Dataset records
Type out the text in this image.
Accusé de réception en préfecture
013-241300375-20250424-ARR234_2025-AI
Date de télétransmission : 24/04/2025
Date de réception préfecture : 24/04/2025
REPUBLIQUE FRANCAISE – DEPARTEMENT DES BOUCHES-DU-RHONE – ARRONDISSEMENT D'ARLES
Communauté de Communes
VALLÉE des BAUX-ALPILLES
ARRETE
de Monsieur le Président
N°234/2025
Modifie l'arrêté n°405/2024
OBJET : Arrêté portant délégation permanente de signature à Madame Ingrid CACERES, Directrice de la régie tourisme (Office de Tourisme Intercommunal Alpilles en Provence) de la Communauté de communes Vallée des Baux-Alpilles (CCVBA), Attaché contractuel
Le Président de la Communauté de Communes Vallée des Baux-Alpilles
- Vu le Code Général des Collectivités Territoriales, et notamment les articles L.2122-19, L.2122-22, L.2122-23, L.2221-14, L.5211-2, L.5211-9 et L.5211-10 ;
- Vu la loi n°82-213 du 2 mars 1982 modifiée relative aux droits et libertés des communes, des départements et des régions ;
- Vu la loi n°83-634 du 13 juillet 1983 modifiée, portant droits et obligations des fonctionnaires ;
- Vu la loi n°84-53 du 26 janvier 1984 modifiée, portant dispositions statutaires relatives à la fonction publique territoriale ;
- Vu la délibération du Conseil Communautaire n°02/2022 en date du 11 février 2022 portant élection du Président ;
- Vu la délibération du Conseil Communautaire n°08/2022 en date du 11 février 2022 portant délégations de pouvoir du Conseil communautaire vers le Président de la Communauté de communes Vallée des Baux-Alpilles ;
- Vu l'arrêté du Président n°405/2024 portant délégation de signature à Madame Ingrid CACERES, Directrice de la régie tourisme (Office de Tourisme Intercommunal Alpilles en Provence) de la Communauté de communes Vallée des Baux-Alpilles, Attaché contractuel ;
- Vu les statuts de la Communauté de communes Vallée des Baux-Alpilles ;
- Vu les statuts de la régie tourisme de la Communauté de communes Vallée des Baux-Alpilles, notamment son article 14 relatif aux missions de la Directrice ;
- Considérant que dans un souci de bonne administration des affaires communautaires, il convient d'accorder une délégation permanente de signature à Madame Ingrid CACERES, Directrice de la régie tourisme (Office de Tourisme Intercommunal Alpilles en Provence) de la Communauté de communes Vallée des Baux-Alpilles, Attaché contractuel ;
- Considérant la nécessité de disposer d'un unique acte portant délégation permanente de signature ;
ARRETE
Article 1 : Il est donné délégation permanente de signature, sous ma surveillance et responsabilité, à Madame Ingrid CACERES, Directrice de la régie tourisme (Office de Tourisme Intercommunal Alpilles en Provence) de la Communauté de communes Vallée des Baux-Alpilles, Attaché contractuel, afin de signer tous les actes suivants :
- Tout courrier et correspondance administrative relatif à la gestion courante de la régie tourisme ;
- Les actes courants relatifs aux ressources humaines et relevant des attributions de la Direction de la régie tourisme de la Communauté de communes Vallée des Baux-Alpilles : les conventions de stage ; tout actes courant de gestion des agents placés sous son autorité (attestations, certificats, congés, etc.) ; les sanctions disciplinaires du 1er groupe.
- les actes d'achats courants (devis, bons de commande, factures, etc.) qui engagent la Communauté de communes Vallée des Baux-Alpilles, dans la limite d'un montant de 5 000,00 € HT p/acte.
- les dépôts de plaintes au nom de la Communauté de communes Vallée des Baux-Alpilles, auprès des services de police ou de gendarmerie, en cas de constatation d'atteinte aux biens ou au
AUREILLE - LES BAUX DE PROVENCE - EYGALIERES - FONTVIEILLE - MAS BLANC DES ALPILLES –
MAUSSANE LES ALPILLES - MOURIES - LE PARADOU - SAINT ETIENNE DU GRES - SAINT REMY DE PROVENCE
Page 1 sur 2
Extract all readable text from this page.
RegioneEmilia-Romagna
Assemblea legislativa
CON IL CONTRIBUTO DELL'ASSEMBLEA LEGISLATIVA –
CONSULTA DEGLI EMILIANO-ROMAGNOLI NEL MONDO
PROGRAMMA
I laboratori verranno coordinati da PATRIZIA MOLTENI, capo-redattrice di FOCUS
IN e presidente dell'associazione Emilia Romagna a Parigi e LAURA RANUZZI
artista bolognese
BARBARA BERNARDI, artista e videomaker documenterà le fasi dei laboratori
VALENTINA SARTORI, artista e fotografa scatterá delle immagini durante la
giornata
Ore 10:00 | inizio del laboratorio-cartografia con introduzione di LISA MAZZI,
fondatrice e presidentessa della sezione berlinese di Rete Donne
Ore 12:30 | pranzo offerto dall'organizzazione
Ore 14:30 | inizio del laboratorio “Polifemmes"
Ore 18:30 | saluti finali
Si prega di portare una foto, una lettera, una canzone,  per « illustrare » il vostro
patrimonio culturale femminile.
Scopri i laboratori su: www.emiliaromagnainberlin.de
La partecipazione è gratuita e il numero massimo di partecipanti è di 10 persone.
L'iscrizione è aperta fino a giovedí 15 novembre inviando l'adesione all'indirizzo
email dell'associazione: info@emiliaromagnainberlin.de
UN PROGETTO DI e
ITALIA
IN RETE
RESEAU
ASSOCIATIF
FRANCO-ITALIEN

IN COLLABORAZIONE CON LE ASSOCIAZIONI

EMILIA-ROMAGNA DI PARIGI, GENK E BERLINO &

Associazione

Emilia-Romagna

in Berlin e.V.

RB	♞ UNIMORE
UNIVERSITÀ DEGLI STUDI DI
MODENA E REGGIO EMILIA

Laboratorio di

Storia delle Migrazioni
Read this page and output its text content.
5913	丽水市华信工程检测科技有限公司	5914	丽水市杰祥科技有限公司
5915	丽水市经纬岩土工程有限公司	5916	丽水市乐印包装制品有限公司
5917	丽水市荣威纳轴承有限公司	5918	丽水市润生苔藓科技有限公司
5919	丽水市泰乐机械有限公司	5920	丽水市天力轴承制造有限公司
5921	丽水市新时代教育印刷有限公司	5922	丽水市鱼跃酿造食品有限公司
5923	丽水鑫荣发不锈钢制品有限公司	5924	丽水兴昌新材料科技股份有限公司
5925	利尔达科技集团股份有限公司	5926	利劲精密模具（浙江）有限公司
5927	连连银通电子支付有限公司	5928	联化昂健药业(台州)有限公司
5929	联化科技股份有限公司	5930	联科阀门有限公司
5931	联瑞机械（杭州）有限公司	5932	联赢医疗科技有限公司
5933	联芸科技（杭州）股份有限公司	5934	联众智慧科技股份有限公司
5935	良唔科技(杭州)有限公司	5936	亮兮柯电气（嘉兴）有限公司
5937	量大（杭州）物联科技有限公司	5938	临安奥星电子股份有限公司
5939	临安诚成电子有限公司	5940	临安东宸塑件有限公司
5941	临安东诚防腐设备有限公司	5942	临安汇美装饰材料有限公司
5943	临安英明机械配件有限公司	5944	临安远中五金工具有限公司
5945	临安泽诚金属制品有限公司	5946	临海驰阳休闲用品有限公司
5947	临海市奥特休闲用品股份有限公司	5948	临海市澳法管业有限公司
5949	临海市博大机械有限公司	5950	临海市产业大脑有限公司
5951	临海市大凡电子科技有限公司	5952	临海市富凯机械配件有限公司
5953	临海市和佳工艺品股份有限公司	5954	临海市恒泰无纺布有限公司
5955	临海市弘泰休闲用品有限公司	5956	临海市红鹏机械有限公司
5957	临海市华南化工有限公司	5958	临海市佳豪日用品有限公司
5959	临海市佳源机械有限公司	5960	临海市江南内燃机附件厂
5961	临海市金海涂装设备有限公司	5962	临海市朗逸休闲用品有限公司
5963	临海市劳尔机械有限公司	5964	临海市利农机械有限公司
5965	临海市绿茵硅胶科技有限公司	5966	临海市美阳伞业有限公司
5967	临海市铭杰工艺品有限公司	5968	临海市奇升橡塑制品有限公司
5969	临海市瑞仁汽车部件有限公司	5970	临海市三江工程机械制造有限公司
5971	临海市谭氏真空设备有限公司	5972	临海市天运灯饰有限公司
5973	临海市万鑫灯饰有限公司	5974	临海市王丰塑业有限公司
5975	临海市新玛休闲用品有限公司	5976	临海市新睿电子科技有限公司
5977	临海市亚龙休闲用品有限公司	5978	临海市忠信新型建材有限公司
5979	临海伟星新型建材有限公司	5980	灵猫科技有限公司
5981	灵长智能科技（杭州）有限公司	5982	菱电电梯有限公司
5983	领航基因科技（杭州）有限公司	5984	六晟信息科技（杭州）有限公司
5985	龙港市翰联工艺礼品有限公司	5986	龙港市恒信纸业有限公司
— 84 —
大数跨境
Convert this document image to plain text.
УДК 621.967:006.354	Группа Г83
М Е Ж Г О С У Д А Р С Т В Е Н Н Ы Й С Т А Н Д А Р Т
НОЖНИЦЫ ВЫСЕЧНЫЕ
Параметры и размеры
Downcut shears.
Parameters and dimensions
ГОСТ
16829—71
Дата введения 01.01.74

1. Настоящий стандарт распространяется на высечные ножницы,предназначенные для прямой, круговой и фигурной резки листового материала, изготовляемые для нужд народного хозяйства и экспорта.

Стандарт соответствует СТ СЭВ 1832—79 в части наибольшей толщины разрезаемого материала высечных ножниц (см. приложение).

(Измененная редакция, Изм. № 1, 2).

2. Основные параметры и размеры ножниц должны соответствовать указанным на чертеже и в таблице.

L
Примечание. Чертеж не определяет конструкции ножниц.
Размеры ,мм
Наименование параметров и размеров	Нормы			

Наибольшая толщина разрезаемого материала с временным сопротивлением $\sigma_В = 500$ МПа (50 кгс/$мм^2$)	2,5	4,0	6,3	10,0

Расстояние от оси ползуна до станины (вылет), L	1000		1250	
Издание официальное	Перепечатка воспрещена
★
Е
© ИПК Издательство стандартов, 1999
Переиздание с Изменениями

**WHAT YOU WILL DO:** Copy every line that contains the string "emiliaromagnainberlin".

**TASK SOLUTION:**
Scopri i laboratori su: www.emiliaromagnainberlin.de
email dell'associazione: info@emiliaromagnainberlin.de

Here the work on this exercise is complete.